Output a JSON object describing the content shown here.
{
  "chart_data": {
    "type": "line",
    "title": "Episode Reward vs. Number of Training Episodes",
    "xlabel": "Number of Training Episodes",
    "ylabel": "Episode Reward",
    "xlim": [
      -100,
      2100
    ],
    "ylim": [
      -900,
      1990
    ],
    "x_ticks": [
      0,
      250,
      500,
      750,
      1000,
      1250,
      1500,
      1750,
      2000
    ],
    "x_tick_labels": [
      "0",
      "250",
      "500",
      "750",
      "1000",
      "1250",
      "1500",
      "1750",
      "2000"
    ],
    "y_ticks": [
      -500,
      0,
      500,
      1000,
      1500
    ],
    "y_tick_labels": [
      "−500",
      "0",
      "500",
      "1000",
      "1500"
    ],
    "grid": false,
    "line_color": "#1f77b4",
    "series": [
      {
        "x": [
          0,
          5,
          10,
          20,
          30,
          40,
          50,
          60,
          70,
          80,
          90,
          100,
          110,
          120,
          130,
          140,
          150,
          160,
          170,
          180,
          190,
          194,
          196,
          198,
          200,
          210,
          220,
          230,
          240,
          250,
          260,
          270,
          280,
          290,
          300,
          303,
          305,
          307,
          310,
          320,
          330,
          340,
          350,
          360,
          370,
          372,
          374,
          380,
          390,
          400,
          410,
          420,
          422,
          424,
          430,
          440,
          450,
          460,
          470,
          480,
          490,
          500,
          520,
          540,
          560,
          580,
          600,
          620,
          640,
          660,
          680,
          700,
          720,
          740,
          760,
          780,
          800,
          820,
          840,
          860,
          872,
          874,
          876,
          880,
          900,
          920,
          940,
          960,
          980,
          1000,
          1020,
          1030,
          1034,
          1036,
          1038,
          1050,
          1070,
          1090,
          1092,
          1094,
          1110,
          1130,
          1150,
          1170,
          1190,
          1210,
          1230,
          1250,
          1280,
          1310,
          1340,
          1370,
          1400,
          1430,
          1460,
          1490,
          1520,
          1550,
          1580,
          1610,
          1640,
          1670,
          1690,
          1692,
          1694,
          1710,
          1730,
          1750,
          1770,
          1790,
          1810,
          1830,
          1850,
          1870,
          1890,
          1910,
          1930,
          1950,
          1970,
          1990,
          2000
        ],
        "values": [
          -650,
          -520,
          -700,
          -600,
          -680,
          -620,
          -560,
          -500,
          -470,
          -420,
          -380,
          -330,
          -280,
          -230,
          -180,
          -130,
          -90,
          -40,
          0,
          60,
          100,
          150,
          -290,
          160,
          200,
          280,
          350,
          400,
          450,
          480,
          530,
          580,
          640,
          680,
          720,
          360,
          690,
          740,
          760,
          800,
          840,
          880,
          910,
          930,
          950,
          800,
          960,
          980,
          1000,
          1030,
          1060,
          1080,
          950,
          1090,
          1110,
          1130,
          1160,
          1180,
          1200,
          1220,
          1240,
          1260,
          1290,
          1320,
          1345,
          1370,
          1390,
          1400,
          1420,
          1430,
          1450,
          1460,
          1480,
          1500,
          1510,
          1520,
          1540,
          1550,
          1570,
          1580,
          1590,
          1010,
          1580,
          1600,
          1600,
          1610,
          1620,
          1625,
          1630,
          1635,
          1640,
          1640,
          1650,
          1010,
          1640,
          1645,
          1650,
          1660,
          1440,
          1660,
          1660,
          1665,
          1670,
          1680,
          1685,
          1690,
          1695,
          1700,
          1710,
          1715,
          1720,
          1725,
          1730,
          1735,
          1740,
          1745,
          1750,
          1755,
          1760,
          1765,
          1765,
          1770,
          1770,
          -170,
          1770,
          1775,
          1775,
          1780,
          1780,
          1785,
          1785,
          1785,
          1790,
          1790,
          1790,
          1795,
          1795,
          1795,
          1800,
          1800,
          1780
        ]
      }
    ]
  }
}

• **Work instructions**
Output all of the data above without any alteration.

• **Answer in full**
Output a JSON object describing the content shown here.
{
  "chart_data": {
    "type": "line",
    "title": "Episode Reward vs. Number of Training Episodes",
    "xlabel": "Number of Training Episodes",
    "ylabel": "Episode Reward",
    "xlim": [
      -100,
      2100
    ],
    "ylim": [
      -900,
      1990
    ],
    "x_ticks": [
      0,
      250,
      500,
      750,
      1000,
      1250,
      1500,
      1750,
      2000
    ],
    "x_tick_labels": [
      "0",
      "250",
      "500",
      "750",
      "1000",
      "1250",
      "1500",
      "1750",
      "2000"
    ],
    "y_ticks": [
      -500,
      0,
      500,
      1000,
      1500
    ],
    "y_tick_labels": [
      "−500",
      "0",
      "500",
      "1000",
      "1500"
    ],
    "grid": false,
    "line_color": "#1f77b4",
    "series": [
      {
        "x": [
          0,
          5,
          10,
          20,
          30,
          40,
          50,
          60,
          70,
          80,
          90,
          100,
          110,
          120,
          130,
          140,
          150,
          160,
          170,
          180,
          190,
          194,
          196,
          198,
          200,
          210,
          220,
          230,
          240,
          250,
          260,
          270,
          280,
          290,
          300,
          303,
          305,
          307,
          310,
          320,
          330,
          340,
          350,
          360,
          370,
          372,
          374,
          380,
          390,
          400,
          410,
          420,
          422,
          424,
          430,
          440,
          450,
          460,
          470,
          480,
          490,
          500,
          520,
          540,
          560,
          580,
          600,
          620,
          640,
          660,
          680,
          700,
          720,
          740,
          760,
          780,
          800,
          820,
          840,
          860,
          872,
          874,
          876,
          880,
          900,
          920,
          940,
          960,
          980,
          1000,
          1020,
          1030,
          1034,
          1036,
          1038,
          1050,
          1070,
          1090,
          1092,
          1094,
          1110,
          1130,
          1150,
          1170,
          1190,
          1210,
          1230,
          1250,
          1280,
          1310,
          1340,
          1370,
          1400,
          1430,
          1460,
          1490,
          1520,
          1550,
          1580,
          1610,
          1640,
          1670,
          1690,
          1692,
          1694,
          1710,
          1730,
          1750,
          1770,
          1790,
          1810,
          1830,
          1850,
          1870,
          1890,
          1910,
          1930,
          1950,
          1970,
          1990,
          2000
        ],
        "values": [
          -650,
          -520,
          -700,
          -600,
          -680,
          -620,
          -560,
          -500,
          -470,
          -420,
          -380,
          -330,
          -280,
          -230,
          -180,
          -130,
          -90,
          -40,
          0,
          60,
          100,
          150,
          -290,
          160,
          200,
          280,
          350,
          400,
          450,
          480,
          530,
          580,
          640,
          680,
          720,
          360,
          690,
          740,
          760,
          800,
          840,
          880,
          910,
          930,
          950,
          800,
          960,
          980,
          1000,
          1030,
          1060,
          1080,
          950,
          1090,
          1110,
          1130,
          1160,
          1180,
          1200,
          1220,
          1240,
          1260,
          1290,
          1320,
          1345,
          1370,
          1390,
          1400,
          1420,
          1430,
          1450,
          1460,
          1480,
          1500,
          1510,
          1520,
          1540,
          1550,
          1570,
          1580,
          1590,
          1010,
          1580,
          1600,
          1600,
          1610,
          1620,
          1625,
          1630,
          1635,
          1640,
          1640,
          1650,
          1010,
          1640,
          1645,
          1650,
          1660,
          1440,
          1660,
          1660,
          1665,
          1670,
          1680,
          1685,
          1690,
          1695,
          1700,
          1710,
          1715,
          1720,
          1725,
          1730,
          1735,
          1740,
          1745,
          1750,
          1755,
          1760,
          1765,
          1765,
          1770,
          1770,
          -170,
          1770,
          1775,
          1775,
          1780,
          1780,
          1785,
          1785,
          1785,
          1790,
          1790,
          1790,
          1795,
          1795,
          1795,
          1800,
          1800,
          1780
        ]
      }
    ]
  }
}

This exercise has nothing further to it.